* **Directions**
Repeat the records word for word, excluding any picture.

[Figure record extracts]
□ □ □ □ □ □ □

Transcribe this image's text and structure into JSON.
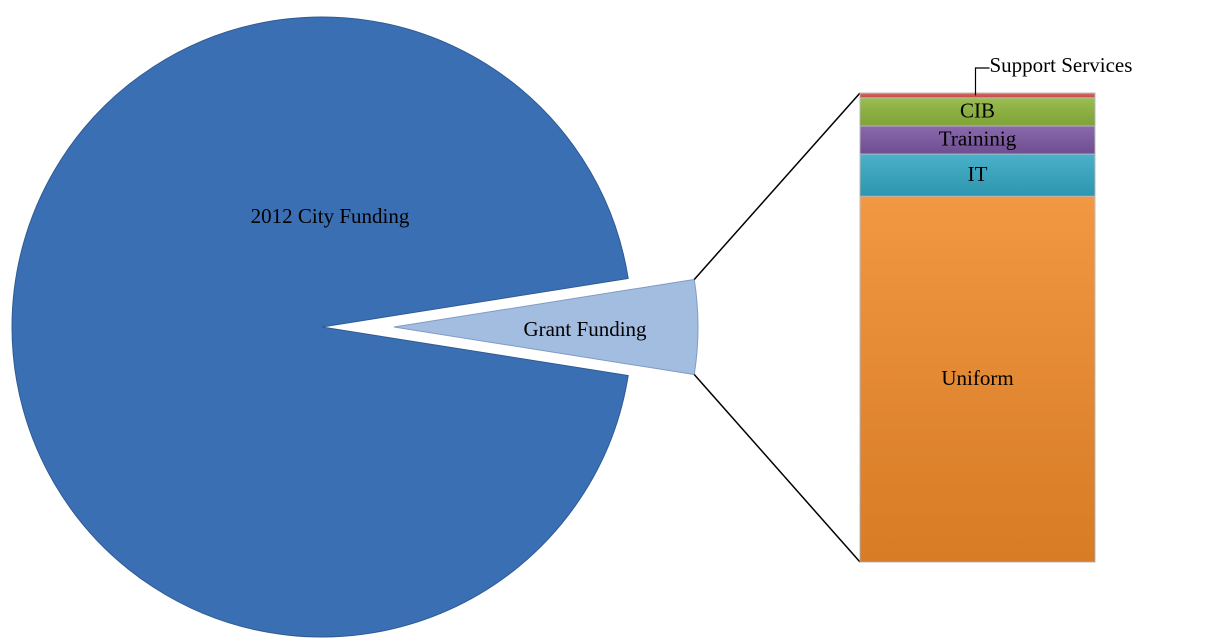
{
  "chart_data": {
    "type": "bar-of-pie",
    "categories": [
      "2012 City Funding",
      "Grant Funding"
    ],
    "values": [
      95,
      5
    ],
    "colors": [
      "#3b6fb3",
      "#a3bde0"
    ],
    "breakdown": {
      "categories": [
        "Uniform",
        "IT",
        "Traininig",
        "CIB",
        "Support Services"
      ],
      "values": [
        78,
        9,
        6,
        6,
        1
      ],
      "colors": [
        "#f08a2a",
        "#33a7c3",
        "#7b56a1",
        "#8db53c",
        "#d9534f"
      ]
    }
  }
}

□ □ □ □ □ □ □

* **Written response**
Transcribe this image's text and structure into JSON.
{
  "chart_data": {
    "type": "bar-of-pie",
    "categories": [
      "2012 City Funding",
      "Grant Funding"
    ],
    "values": [
      95,
      5
    ],
    "colors": [
      "#3b6fb3",
      "#a3bde0"
    ],
    "breakdown": {
      "categories": [
        "Uniform",
        "IT",
        "Traininig",
        "CIB",
        "Support Services"
      ],
      "values": [
        78,
        9,
        6,
        6,
        1
      ],
      "colors": [
        "#f08a2a",
        "#33a7c3",
        "#7b56a1",
        "#8db53c",
        "#d9534f"
      ]
    }
  }
}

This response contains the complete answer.